Short exercise
Write the records below out in full, character for character, with no pictures.

Figure contents as structured data:
+ + + + + + +

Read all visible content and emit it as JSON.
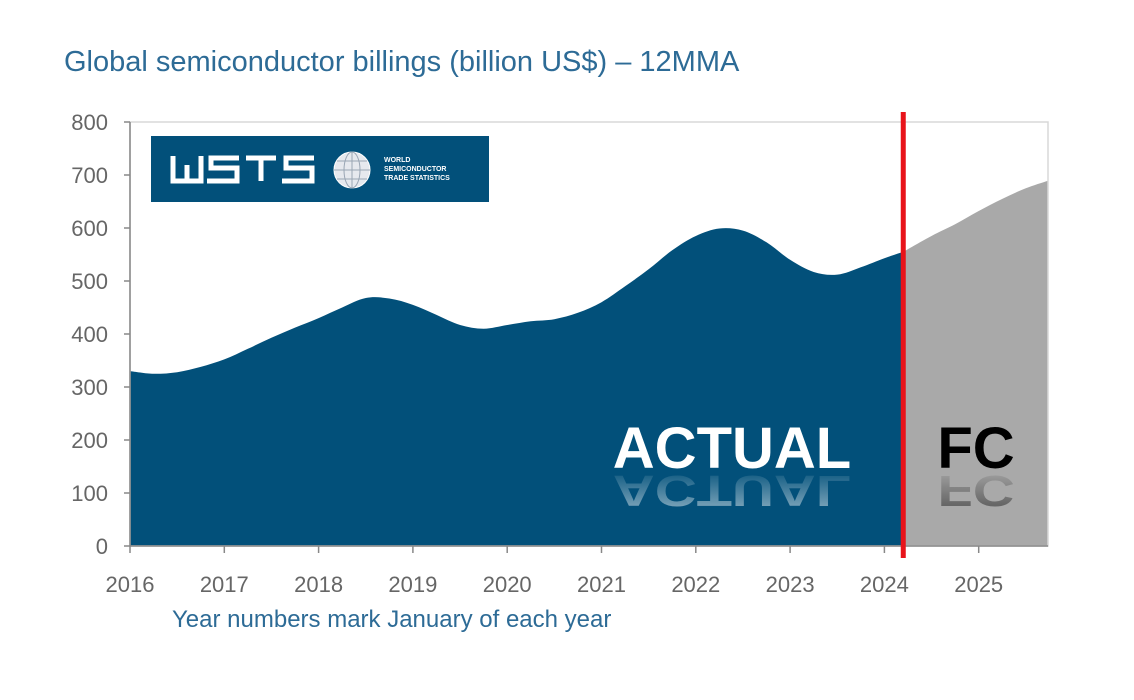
{
  "chart_data": {
    "type": "area",
    "title": "Global semiconductor billings (billion US$) – 12MMA",
    "subtitle_note": "Year numbers mark January of each year",
    "xlabel": "",
    "ylabel": "",
    "xlim": [
      2016,
      2025.75
    ],
    "ylim": [
      0,
      800
    ],
    "y_ticks": [
      0,
      100,
      200,
      300,
      400,
      500,
      600,
      700,
      800
    ],
    "x_ticks": [
      2016,
      2017,
      2018,
      2019,
      2020,
      2021,
      2022,
      2023,
      2024,
      2025
    ],
    "forecast_start": 2024.2,
    "grid": false,
    "series": [
      {
        "name": "Actual",
        "color": "#02507a",
        "x": [
          2016.0,
          2016.25,
          2016.5,
          2016.75,
          2017.0,
          2017.25,
          2017.5,
          2017.75,
          2018.0,
          2018.25,
          2018.5,
          2018.75,
          2019.0,
          2019.25,
          2019.5,
          2019.75,
          2020.0,
          2020.25,
          2020.5,
          2020.75,
          2021.0,
          2021.25,
          2021.5,
          2021.75,
          2022.0,
          2022.25,
          2022.5,
          2022.75,
          2023.0,
          2023.25,
          2023.5,
          2023.75,
          2024.0,
          2024.2
        ],
        "y": [
          330,
          325,
          328,
          338,
          352,
          372,
          393,
          412,
          430,
          450,
          468,
          467,
          455,
          436,
          417,
          410,
          417,
          424,
          428,
          440,
          460,
          490,
          522,
          558,
          585,
          599,
          595,
          573,
          540,
          517,
          512,
          526,
          543,
          555
        ]
      },
      {
        "name": "FC",
        "color": "#a9a9a9",
        "x": [
          2024.2,
          2024.5,
          2024.75,
          2025.0,
          2025.25,
          2025.5,
          2025.75
        ],
        "y": [
          555,
          585,
          607,
          632,
          655,
          675,
          690
        ]
      }
    ],
    "annotations": [
      "ACTUAL",
      "FC"
    ]
  },
  "logo": {
    "name": "WSTS",
    "line1": "WORLD",
    "line2": "SEMICONDUCTOR",
    "line3": "TRADE STATISTICS"
  }
}
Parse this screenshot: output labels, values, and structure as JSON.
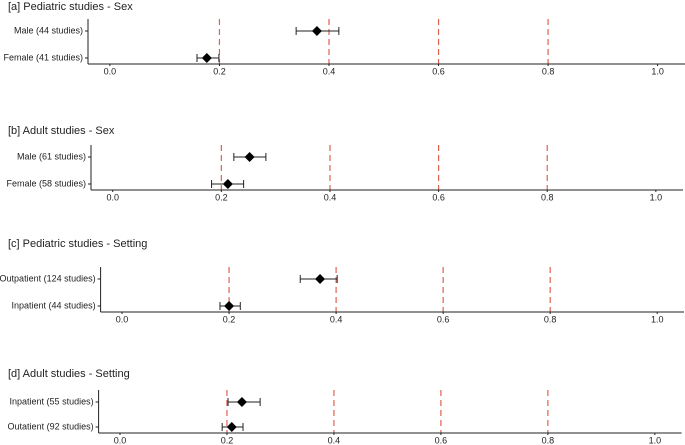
{
  "chart_data": [
    {
      "type": "forest",
      "title": "[a]  Pediatric studies - Sex",
      "categories": [
        "Male (44 studies)",
        "Female (41 studies)"
      ],
      "values": [
        0.378,
        0.177
      ],
      "ci_low": [
        0.34,
        0.159
      ],
      "ci_high": [
        0.418,
        0.199
      ],
      "color": "#000000",
      "ref_lines": [
        0.2,
        0.4,
        0.6,
        0.8
      ],
      "ref_color": "#e06050",
      "xlim": [
        -0.04,
        1.05
      ],
      "xticks": [
        {
          "value": 0,
          "label": "0.0"
        },
        0.2,
        0.4,
        0.6,
        0.8,
        {
          "value": 1,
          "label": "1.0"
        }
      ]
    },
    {
      "type": "forest",
      "title": "[b]  Adult studies - Sex",
      "categories": [
        "Male (61 studies)",
        "Female (58 studies)"
      ],
      "values": [
        0.252,
        0.212
      ],
      "ci_low": [
        0.223,
        0.182
      ],
      "ci_high": [
        0.282,
        0.241
      ],
      "color": "#000000",
      "ref_lines": [
        0.2,
        0.4,
        0.6,
        0.8
      ],
      "ref_color": "#e06050",
      "xlim": [
        -0.04,
        1.05
      ],
      "xticks": [
        {
          "value": 0,
          "label": "0.0"
        },
        0.2,
        0.4,
        0.6,
        0.8,
        {
          "value": 1,
          "label": "1.0"
        }
      ]
    },
    {
      "type": "forest",
      "title": "[c]  Pediatric studies - Setting",
      "categories": [
        "Outpatient (124 studies)",
        "Inpatient (44 studies)"
      ],
      "values": [
        0.37,
        0.2
      ],
      "ci_low": [
        0.333,
        0.183
      ],
      "ci_high": [
        0.402,
        0.221
      ],
      "color": "#000000",
      "ref_lines": [
        0.2,
        0.4,
        0.6,
        0.8
      ],
      "ref_color": "#e06050",
      "xlim": [
        -0.04,
        1.05
      ],
      "xticks": [
        {
          "value": 0,
          "label": "0.0"
        },
        0.2,
        0.4,
        0.6,
        0.8,
        {
          "value": 1,
          "label": "1.0"
        }
      ]
    },
    {
      "type": "forest",
      "title": "[d]  Adult studies - Setting",
      "categories": [
        "Inpatient (55 studies)",
        "Outatient (92 studies)"
      ],
      "values": [
        0.228,
        0.209
      ],
      "ci_low": [
        0.202,
        0.191
      ],
      "ci_high": [
        0.262,
        0.23
      ],
      "color": "#000000",
      "ref_lines": [
        0.2,
        0.4,
        0.6,
        0.8
      ],
      "ref_color": "#e06050",
      "xlim": [
        -0.04,
        1.05
      ],
      "xticks": [
        {
          "value": 0,
          "label": "0.0"
        },
        0.2,
        0.4,
        0.6,
        0.8,
        {
          "value": 1,
          "label": "1.0"
        }
      ]
    }
  ]
}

+ + + + + + +

Result of this task
Read all visible content and emit it as JSON.
{
  "chart_data": {
    "type": "area",
    "title": "Global semiconductor billings (billion US$) – 12MMA",
    "subtitle_note": "Year numbers mark January of each year",
    "xlabel": "",
    "ylabel": "",
    "xlim": [
      2016,
      2025.75
    ],
    "ylim": [
      0,
      800
    ],
    "y_ticks": [
      0,
      100,
      200,
      300,
      400,
      500,
      600,
      700,
      800
    ],
    "x_ticks": [
      2016,
      2017,
      2018,
      2019,
      2020,
      2021,
      2022,
      2023,
      2024,
      2025
    ],
    "forecast_start": 2024.2,
    "grid": false,
    "series": [
      {
        "name": "Actual",
        "color": "#02507a",
        "x": [
          2016.0,
          2016.25,
          2016.5,
          2016.75,
          2017.0,
          2017.25,
          2017.5,
          2017.75,
          2018.0,
          2018.25,
          2018.5,
          2018.75,
          2019.0,
          2019.25,
          2019.5,
          2019.75,
          2020.0,
          2020.25,
          2020.5,
          2020.75,
          2021.0,
          2021.25,
          2021.5,
          2021.75,
          2022.0,
          2022.25,
          2022.5,
          2022.75,
          2023.0,
          2023.25,
          2023.5,
          2023.75,
          2024.0,
          2024.2
        ],
        "y": [
          330,
          325,
          328,
          338,
          352,
          372,
          393,
          412,
          430,
          450,
          468,
          467,
          455,
          436,
          417,
          410,
          417,
          424,
          428,
          440,
          460,
          490,
          522,
          558,
          585,
          599,
          595,
          573,
          540,
          517,
          512,
          526,
          543,
          555
        ]
      },
      {
        "name": "FC",
        "color": "#a9a9a9",
        "x": [
          2024.2,
          2024.5,
          2024.75,
          2025.0,
          2025.25,
          2025.5,
          2025.75
        ],
        "y": [
          555,
          585,
          607,
          632,
          655,
          675,
          690
        ]
      }
    ],
    "annotations": [
      "ACTUAL",
      "FC"
    ]
  },
  "logo": {
    "name": "WSTS",
    "line1": "WORLD",
    "line2": "SEMICONDUCTOR",
    "line3": "TRADE STATISTICS"
  }
}
Parse this screenshot: output labels, values, and structure as JSON.
{
  "chart_data": [
    {
      "type": "forest",
      "title": "[a]  Pediatric studies - Sex",
      "categories": [
        "Male (44 studies)",
        "Female (41 studies)"
      ],
      "values": [
        0.378,
        0.177
      ],
      "ci_low": [
        0.34,
        0.159
      ],
      "ci_high": [
        0.418,
        0.199
      ],
      "color": "#000000",
      "ref_lines": [
        0.2,
        0.4,
        0.6,
        0.8
      ],
      "ref_color": "#e06050",
      "xlim": [
        -0.04,
        1.05
      ],
      "xticks": [
        {
          "value": 0,
          "label": "0.0"
        },
        0.2,
        0.4,
        0.6,
        0.8,
        {
          "value": 1,
          "label": "1.0"
        }
      ]
    },
    {
      "type": "forest",
      "title": "[b]  Adult studies - Sex",
      "categories": [
        "Male (61 studies)",
        "Female (58 studies)"
      ],
      "values": [
        0.252,
        0.212
      ],
      "ci_low": [
        0.223,
        0.182
      ],
      "ci_high": [
        0.282,
        0.241
      ],
      "color": "#000000",
      "ref_lines": [
        0.2,
        0.4,
        0.6,
        0.8
      ],
      "ref_color": "#e06050",
      "xlim": [
        -0.04,
        1.05
      ],
      "xticks": [
        {
          "value": 0,
          "label": "0.0"
        },
        0.2,
        0.4,
        0.6,
        0.8,
        {
          "value": 1,
          "label": "1.0"
        }
      ]
    },
    {
      "type": "forest",
      "title": "[c]  Pediatric studies - Setting",
      "categories": [
        "Outpatient (124 studies)",
        "Inpatient (44 studies)"
      ],
      "values": [
        0.37,
        0.2
      ],
      "ci_low": [
        0.333,
        0.183
      ],
      "ci_high": [
        0.402,
        0.221
      ],
      "color": "#000000",
      "ref_lines": [
        0.2,
        0.4,
        0.6,
        0.8
      ],
      "ref_color": "#e06050",
      "xlim": [
        -0.04,
        1.05
      ],
      "xticks": [
        {
          "value": 0,
          "label": "0.0"
        },
        0.2,
        0.4,
        0.6,
        0.8,
        {
          "value": 1,
          "label": "1.0"
        }
      ]
    },
    {
      "type": "forest",
      "title": "[d]  Adult studies - Setting",
      "categories": [
        "Inpatient (55 studies)",
        "Outatient (92 studies)"
      ],
      "values": [
        0.228,
        0.209
      ],
      "ci_low": [
        0.202,
        0.191
      ],
      "ci_high": [
        0.262,
        0.23
      ],
      "color": "#000000",
      "ref_lines": [
        0.2,
        0.4,
        0.6,
        0.8
      ],
      "ref_color": "#e06050",
      "xlim": [
        -0.04,
        1.05
      ],
      "xticks": [
        {
          "value": 0,
          "label": "0.0"
        },
        0.2,
        0.4,
        0.6,
        0.8,
        {
          "value": 1,
          "label": "1.0"
        }
      ]
    }
  ]
}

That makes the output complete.